-- Start of Records shown --
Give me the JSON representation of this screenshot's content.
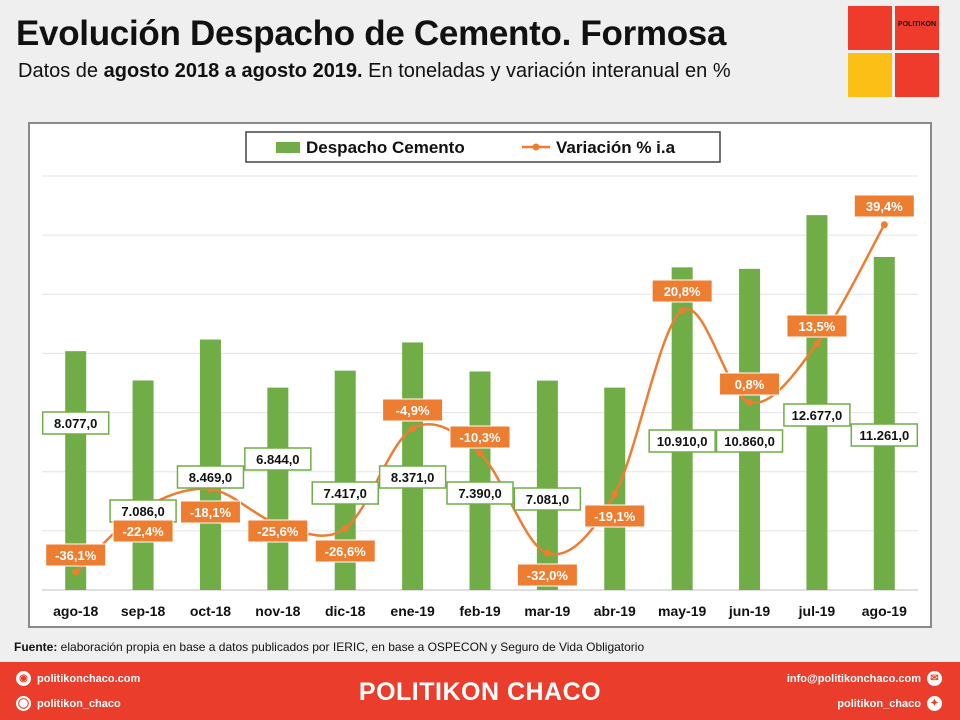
{
  "header": {
    "title": "Evolución Despacho de Cemento. Formosa",
    "subtitle_parts": [
      "Datos de ",
      "agosto 2018 a agosto 2019.",
      " En toneladas y variación interanual en %"
    ]
  },
  "logo": {
    "text": "POLITIKON",
    "colors": [
      "#ef3b2c",
      "#fbbf16"
    ]
  },
  "chart_data": {
    "type": "bar",
    "categories": [
      "ago-18",
      "sep-18",
      "oct-18",
      "nov-18",
      "dic-18",
      "ene-19",
      "feb-19",
      "mar-19",
      "abr-19",
      "may-19",
      "jun-19",
      "jul-19",
      "ago-19"
    ],
    "series": [
      {
        "name": "Despacho Cemento",
        "type": "bar",
        "color": "#70ad47",
        "values": [
          8077.0,
          7086.0,
          8469.0,
          6844.0,
          7417.0,
          8371.0,
          7390.0,
          7081.0,
          6844.0,
          10910.0,
          10860.0,
          12677.0,
          11261.0
        ],
        "labels": [
          "8.077,0",
          "7.086,0",
          "8.469,0",
          "6.844,0",
          "7.417,0",
          "8.371,0",
          "7.390,0",
          "7.081,0",
          "",
          "10.910,0",
          "10.860,0",
          "12.677,0",
          "11.261,0"
        ]
      },
      {
        "name": "Variación % i.a",
        "type": "line",
        "color": "#ed7d31",
        "values": [
          -36.1,
          -22.4,
          -18.1,
          -25.6,
          -26.6,
          -4.9,
          -10.3,
          -32.0,
          -19.1,
          20.8,
          0.8,
          13.5,
          39.4
        ],
        "labels": [
          "-36,1%",
          "-22,4%",
          "-18,1%",
          "-25,6%",
          "-26,6%",
          "-4,9%",
          "-10,3%",
          "-32,0%",
          "-19,1%",
          "20,8%",
          "0,8%",
          "13,5%",
          "39,4%"
        ]
      }
    ],
    "bar_axis": [
      0,
      14000
    ],
    "line_axis": [
      -40,
      50
    ],
    "grid": true,
    "legend": "top"
  },
  "source": {
    "label": "Fuente:",
    "text": " elaboración propia en base a datos publicados por IERIC, en base a OSPECON y Seguro de Vida Obligatorio"
  },
  "footer": {
    "brand": "POLITIKON CHACO",
    "website": "politikonchaco.com",
    "instagram": "politikon_chaco",
    "email": "info@politikonchaco.com",
    "twitter": "politikon_chaco"
  }
}
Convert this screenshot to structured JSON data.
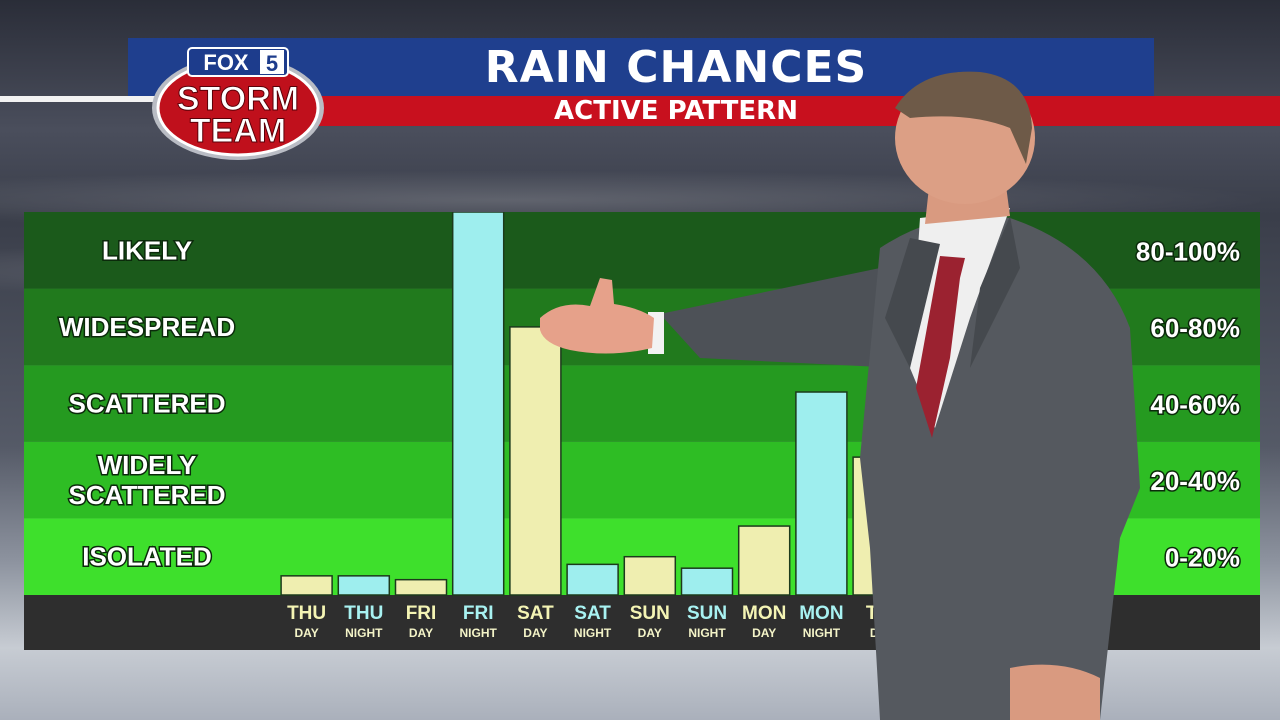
{
  "header": {
    "title": "RAIN CHANCES",
    "subtitle": "ACTIVE PATTERN"
  },
  "logo": {
    "top_text": "FOX",
    "number": "5",
    "line1": "STORM",
    "line2": "TEAM"
  },
  "colors": {
    "title_bar": "#1f3f8e",
    "subtitle_bar": "#c8101e",
    "day_bar": "#efeeb0",
    "night_bar": "#9eeeee",
    "day_text": "#f4f4b4",
    "night_text": "#a8f2f2"
  },
  "chart_data": {
    "type": "bar",
    "categories": [
      {
        "day": "THU",
        "part": "DAY"
      },
      {
        "day": "THU",
        "part": "NIGHT"
      },
      {
        "day": "FRI",
        "part": "DAY"
      },
      {
        "day": "FRI",
        "part": "NIGHT"
      },
      {
        "day": "SAT",
        "part": "DAY"
      },
      {
        "day": "SAT",
        "part": "NIGHT"
      },
      {
        "day": "SUN",
        "part": "DAY"
      },
      {
        "day": "SUN",
        "part": "NIGHT"
      },
      {
        "day": "MON",
        "part": "DAY"
      },
      {
        "day": "MON",
        "part": "NIGHT"
      },
      {
        "day": "TU",
        "part": "DA"
      }
    ],
    "values": [
      5,
      5,
      4,
      100,
      70,
      8,
      10,
      7,
      18,
      53,
      36
    ],
    "ylim": [
      0,
      100
    ],
    "bands": [
      {
        "label": "LIKELY",
        "range": "80-100%",
        "low": 80,
        "high": 100,
        "color": "#1b5a1b"
      },
      {
        "label": "WIDESPREAD",
        "range": "60-80%",
        "low": 60,
        "high": 80,
        "color": "#217a1d"
      },
      {
        "label": "SCATTERED",
        "range": "40-60%",
        "low": 40,
        "high": 60,
        "color": "#259a20"
      },
      {
        "label": "WIDELY SCATTERED",
        "label_lines": [
          "WIDELY",
          "SCATTERED"
        ],
        "range": "20-40%",
        "low": 20,
        "high": 40,
        "color": "#2ebd24"
      },
      {
        "label": "ISOLATED",
        "range": "0-20%",
        "low": 0,
        "high": 20,
        "color": "#3ee02c"
      }
    ]
  }
}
-- End of Records shown --
## The exercise
Gather all the lines that include the word "politikonchaco" and copy them out.

## Correct response
    "website": "politikonchaco.com",
    "email": "info@politikonchaco.com",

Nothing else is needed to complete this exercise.